- _What to do_
Gather every line of the entries that includes the word "anomaly".

- _Given records_
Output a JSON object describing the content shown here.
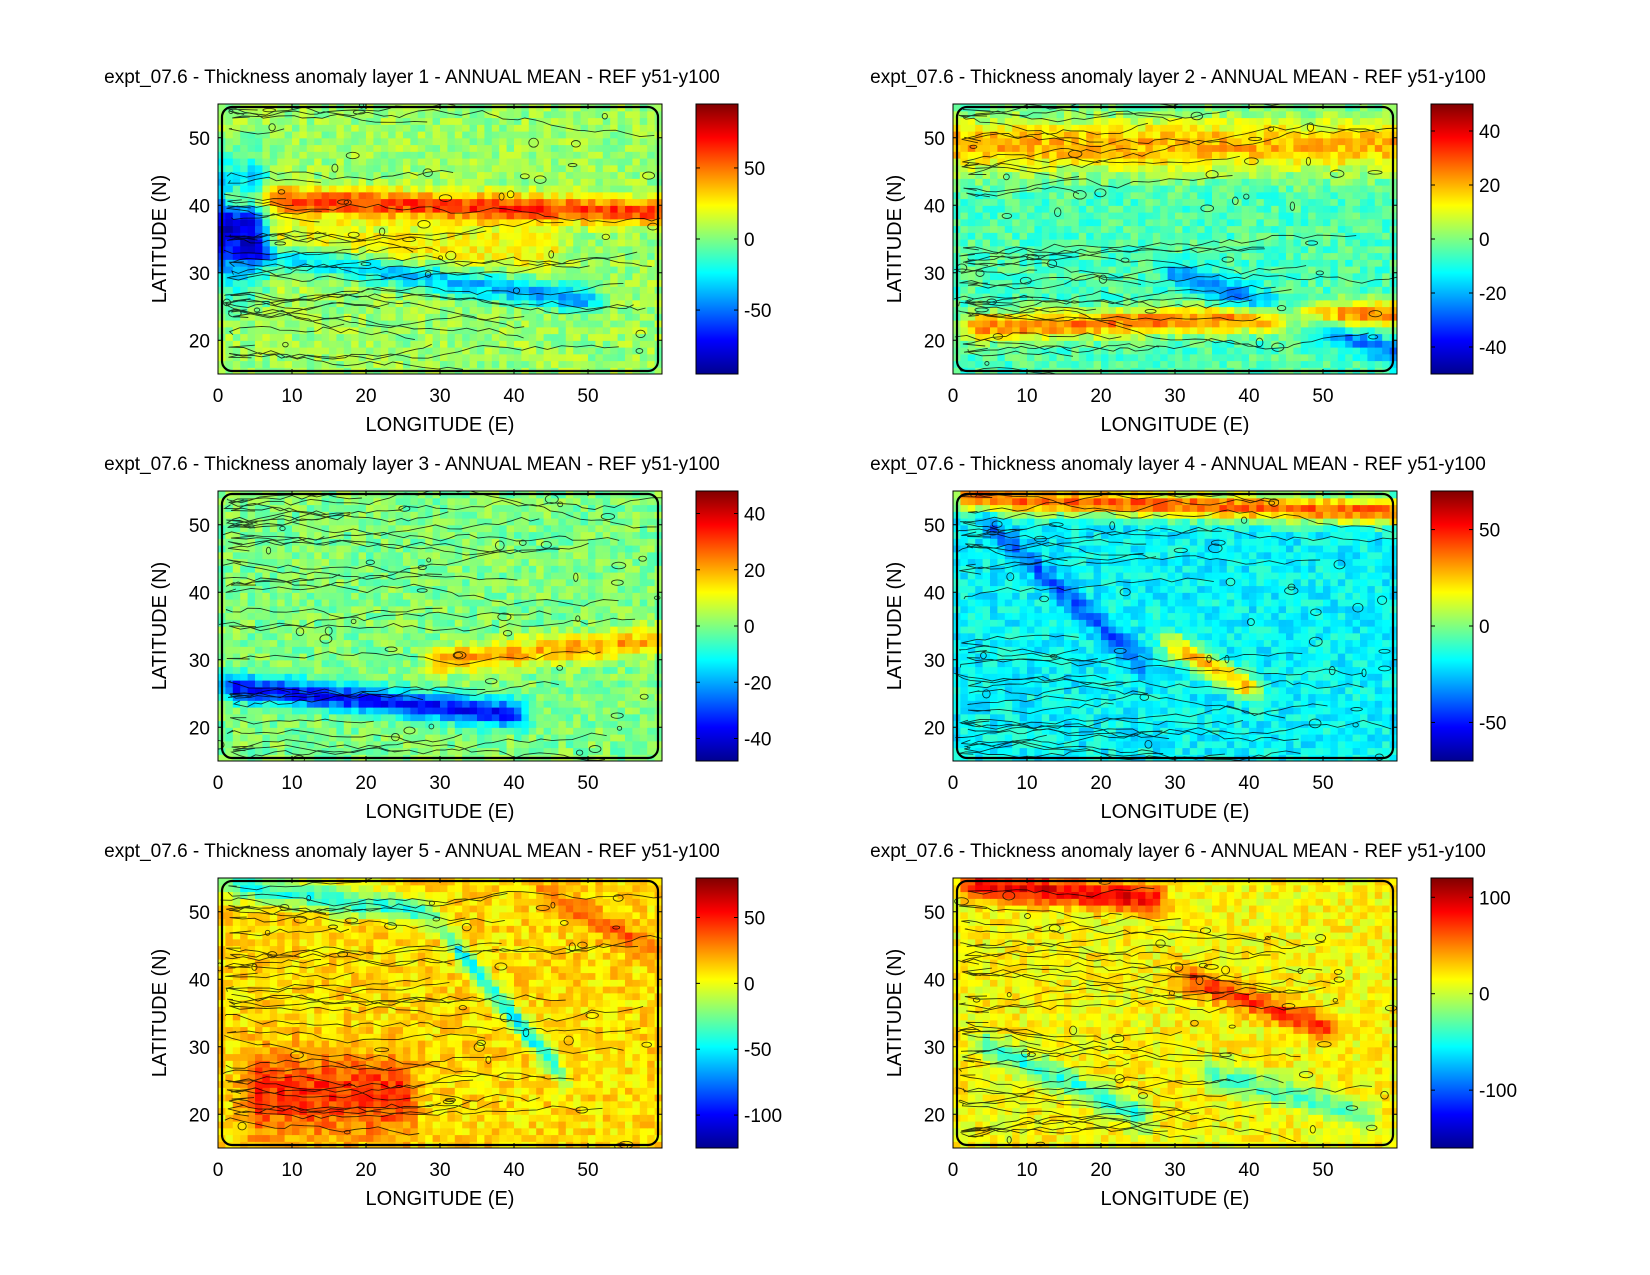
{
  "figure": {
    "background": "#ffffff",
    "colormap": "jet",
    "colormap_stops": [
      "#00008f",
      "#0000ff",
      "#0080ff",
      "#00ffff",
      "#80ff80",
      "#ffff00",
      "#ff8000",
      "#ff0000",
      "#800000"
    ]
  },
  "chart_data": [
    {
      "type": "heatmap",
      "title": "expt_07.6 - Thickness anomaly layer 1 - ANNUAL MEAN - REF y51-y100",
      "xlabel": "LONGITUDE (E)",
      "ylabel": "LATITUDE (N)",
      "xlim": [
        0,
        60
      ],
      "ylim": [
        15,
        55
      ],
      "xticks": [
        0,
        10,
        20,
        30,
        40,
        50
      ],
      "yticks": [
        20,
        30,
        40,
        50
      ],
      "colorbar": {
        "clim": [
          -95,
          95
        ],
        "ticks": [
          -50,
          0,
          50
        ]
      },
      "background_value": 5,
      "features": [
        {
          "kind": "ridge",
          "lon": [
            2,
            60
          ],
          "lat": [
            41,
            39
          ],
          "value": 60
        },
        {
          "kind": "trough",
          "lon": [
            5,
            50
          ],
          "lat": [
            33,
            26
          ],
          "value": -40
        },
        {
          "kind": "band",
          "lon": [
            5,
            45
          ],
          "lat": [
            37,
            31
          ],
          "value": 25
        },
        {
          "kind": "blob",
          "lon": [
            0,
            5
          ],
          "lat": [
            30,
            44
          ],
          "value": -80
        }
      ]
    },
    {
      "type": "heatmap",
      "title": "expt_07.6 - Thickness anomaly layer 2 - ANNUAL MEAN - REF y51-y100",
      "xlabel": "LONGITUDE (E)",
      "ylabel": "LATITUDE (N)",
      "xlim": [
        0,
        60
      ],
      "ylim": [
        15,
        55
      ],
      "xticks": [
        0,
        10,
        20,
        30,
        40,
        50
      ],
      "yticks": [
        20,
        30,
        40,
        50
      ],
      "colorbar": {
        "clim": [
          -50,
          50
        ],
        "ticks": [
          -40,
          -20,
          0,
          20,
          40
        ]
      },
      "background_value": -5,
      "features": [
        {
          "kind": "band",
          "lon": [
            0,
            60
          ],
          "lat": [
            52,
            46
          ],
          "value": 20
        },
        {
          "kind": "ridge",
          "lon": [
            3,
            60
          ],
          "lat": [
            22,
            24
          ],
          "value": 25
        },
        {
          "kind": "trough",
          "lon": [
            30,
            60
          ],
          "lat": [
            30,
            18
          ],
          "value": -25
        }
      ]
    },
    {
      "type": "heatmap",
      "title": "expt_07.6 - Thickness anomaly layer 3 - ANNUAL MEAN - REF y51-y100",
      "xlabel": "LONGITUDE (E)",
      "ylabel": "LATITUDE (N)",
      "xlim": [
        0,
        60
      ],
      "ylim": [
        15,
        55
      ],
      "xticks": [
        0,
        10,
        20,
        30,
        40,
        50
      ],
      "yticks": [
        20,
        30,
        40,
        50
      ],
      "colorbar": {
        "clim": [
          -48,
          48
        ],
        "ticks": [
          -40,
          -20,
          0,
          20,
          40
        ]
      },
      "background_value": 0,
      "features": [
        {
          "kind": "trough",
          "lon": [
            2,
            40
          ],
          "lat": [
            26,
            22
          ],
          "value": -35
        },
        {
          "kind": "ridge",
          "lon": [
            30,
            60
          ],
          "lat": [
            30,
            33
          ],
          "value": 20
        }
      ]
    },
    {
      "type": "heatmap",
      "title": "expt_07.6 - Thickness anomaly layer 4 - ANNUAL MEAN - REF y51-y100",
      "xlabel": "LONGITUDE (E)",
      "ylabel": "LATITUDE (N)",
      "xlim": [
        0,
        60
      ],
      "ylim": [
        15,
        55
      ],
      "xticks": [
        0,
        10,
        20,
        30,
        40,
        50
      ],
      "yticks": [
        20,
        30,
        40,
        50
      ],
      "colorbar": {
        "clim": [
          -70,
          70
        ],
        "ticks": [
          -50,
          0,
          50
        ]
      },
      "background_value": -18,
      "features": [
        {
          "kind": "ridge",
          "lon": [
            2,
            60
          ],
          "lat": [
            54,
            52
          ],
          "value": 40
        },
        {
          "kind": "trough",
          "lon": [
            5,
            25
          ],
          "lat": [
            50,
            30
          ],
          "value": -40
        },
        {
          "kind": "ridge",
          "lon": [
            30,
            40
          ],
          "lat": [
            32,
            26
          ],
          "value": 25
        }
      ]
    },
    {
      "type": "heatmap",
      "title": "expt_07.6 - Thickness anomaly layer 5 - ANNUAL MEAN - REF y51-y100",
      "xlabel": "LONGITUDE (E)",
      "ylabel": "LATITUDE (N)",
      "xlim": [
        0,
        60
      ],
      "ylim": [
        15,
        55
      ],
      "xticks": [
        0,
        10,
        20,
        30,
        40,
        50
      ],
      "yticks": [
        20,
        30,
        40,
        50
      ],
      "colorbar": {
        "clim": [
          -125,
          80
        ],
        "ticks": [
          -100,
          -50,
          0,
          50
        ]
      },
      "background_value": 10,
      "features": [
        {
          "kind": "blob",
          "lon": [
            5,
            25
          ],
          "lat": [
            18,
            28
          ],
          "value": 45
        },
        {
          "kind": "trough",
          "lon": [
            32,
            45
          ],
          "lat": [
            45,
            28
          ],
          "value": -50
        },
        {
          "kind": "ridge",
          "lon": [
            45,
            58
          ],
          "lat": [
            52,
            45
          ],
          "value": 35
        },
        {
          "kind": "ridge",
          "lon": [
            2,
            28
          ],
          "lat": [
            54,
            50
          ],
          "value": -40
        }
      ]
    },
    {
      "type": "heatmap",
      "title": "expt_07.6 - Thickness anomaly layer 6 - ANNUAL MEAN - REF y51-y100",
      "xlabel": "LONGITUDE (E)",
      "ylabel": "LATITUDE (N)",
      "xlim": [
        0,
        60
      ],
      "ylim": [
        15,
        55
      ],
      "xticks": [
        0,
        10,
        20,
        30,
        40,
        50
      ],
      "yticks": [
        20,
        30,
        40,
        50
      ],
      "colorbar": {
        "clim": [
          -160,
          120
        ],
        "ticks": [
          -100,
          0,
          100
        ]
      },
      "background_value": 15,
      "features": [
        {
          "kind": "ridge",
          "lon": [
            32,
            50
          ],
          "lat": [
            40,
            33
          ],
          "value": 70
        },
        {
          "kind": "trough",
          "lon": [
            5,
            25
          ],
          "lat": [
            30,
            20
          ],
          "value": -40
        },
        {
          "kind": "ridge",
          "lon": [
            3,
            27
          ],
          "lat": [
            54,
            52
          ],
          "value": 90
        },
        {
          "kind": "trough",
          "lon": [
            35,
            55
          ],
          "lat": [
            26,
            20
          ],
          "value": -35
        }
      ]
    }
  ]
}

- _Answer for this exercise_
      "title": "expt_07.6 - Thickness anomaly layer 1 - ANNUAL MEAN - REF y51-y100",
      "title": "expt_07.6 - Thickness anomaly layer 2 - ANNUAL MEAN - REF y51-y100",
      "title": "expt_07.6 - Thickness anomaly layer 3 - ANNUAL MEAN - REF y51-y100",
      "title": "expt_07.6 - Thickness anomaly layer 4 - ANNUAL MEAN - REF y51-y100",
      "title": "expt_07.6 - Thickness anomaly layer 5 - ANNUAL MEAN - REF y51-y100",
      "title": "expt_07.6 - Thickness anomaly layer 6 - ANNUAL MEAN - REF y51-y100",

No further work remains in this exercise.